### AVAILABLE RECORDS
+---+
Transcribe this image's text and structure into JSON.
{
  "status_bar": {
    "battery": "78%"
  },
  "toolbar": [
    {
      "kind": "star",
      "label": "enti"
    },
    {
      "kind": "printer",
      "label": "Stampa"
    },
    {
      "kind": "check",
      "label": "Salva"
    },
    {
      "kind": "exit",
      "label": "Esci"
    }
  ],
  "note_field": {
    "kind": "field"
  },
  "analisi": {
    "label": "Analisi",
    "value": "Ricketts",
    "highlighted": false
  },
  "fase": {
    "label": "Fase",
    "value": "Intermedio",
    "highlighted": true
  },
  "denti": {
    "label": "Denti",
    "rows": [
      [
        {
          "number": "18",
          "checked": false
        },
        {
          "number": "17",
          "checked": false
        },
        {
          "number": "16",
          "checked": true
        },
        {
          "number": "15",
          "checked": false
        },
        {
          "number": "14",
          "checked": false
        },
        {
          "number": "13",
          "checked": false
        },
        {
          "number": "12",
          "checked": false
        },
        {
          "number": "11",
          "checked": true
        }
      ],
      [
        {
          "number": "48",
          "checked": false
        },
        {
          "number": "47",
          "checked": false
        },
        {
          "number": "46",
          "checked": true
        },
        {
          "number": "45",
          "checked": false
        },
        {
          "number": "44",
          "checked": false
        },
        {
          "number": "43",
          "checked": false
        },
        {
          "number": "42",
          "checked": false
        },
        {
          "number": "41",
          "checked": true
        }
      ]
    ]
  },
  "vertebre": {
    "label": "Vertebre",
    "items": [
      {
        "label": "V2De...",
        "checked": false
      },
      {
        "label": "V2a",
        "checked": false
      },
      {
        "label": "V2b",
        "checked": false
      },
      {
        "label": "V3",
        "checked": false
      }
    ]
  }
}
+---+
### THE EXERCISE
Could you transcribe the records in full, exactly?

### RESPONSE
Transcribe this image's text and structure into JSON.
{
  "status_bar": {
    "battery": "78%"
  },
  "toolbar": [
    {
      "kind": "star",
      "label": "enti"
    },
    {
      "kind": "printer",
      "label": "Stampa"
    },
    {
      "kind": "check",
      "label": "Salva"
    },
    {
      "kind": "exit",
      "label": "Esci"
    }
  ],
  "note_field": {
    "kind": "field"
  },
  "analisi": {
    "label": "Analisi",
    "value": "Ricketts",
    "highlighted": false
  },
  "fase": {
    "label": "Fase",
    "value": "Intermedio",
    "highlighted": true
  },
  "denti": {
    "label": "Denti",
    "rows": [
      [
        {
          "number": "18",
          "checked": false
        },
        {
          "number": "17",
          "checked": false
        },
        {
          "number": "16",
          "checked": true
        },
        {
          "number": "15",
          "checked": false
        },
        {
          "number": "14",
          "checked": false
        },
        {
          "number": "13",
          "checked": false
        },
        {
          "number": "12",
          "checked": false
        },
        {
          "number": "11",
          "checked": true
        }
      ],
      [
        {
          "number": "48",
          "checked": false
        },
        {
          "number": "47",
          "checked": false
        },
        {
          "number": "46",
          "checked": true
        },
        {
          "number": "45",
          "checked": false
        },
        {
          "number": "44",
          "checked": false
        },
        {
          "number": "43",
          "checked": false
        },
        {
          "number": "42",
          "checked": false
        },
        {
          "number": "41",
          "checked": true
        }
      ]
    ]
  },
  "vertebre": {
    "label": "Vertebre",
    "items": [
      {
        "label": "V2De...",
        "checked": false
      },
      {
        "label": "V2a",
        "checked": false
      },
      {
        "label": "V2b",
        "checked": false
      },
      {
        "label": "V3",
        "checked": false
      }
    ]
  }
}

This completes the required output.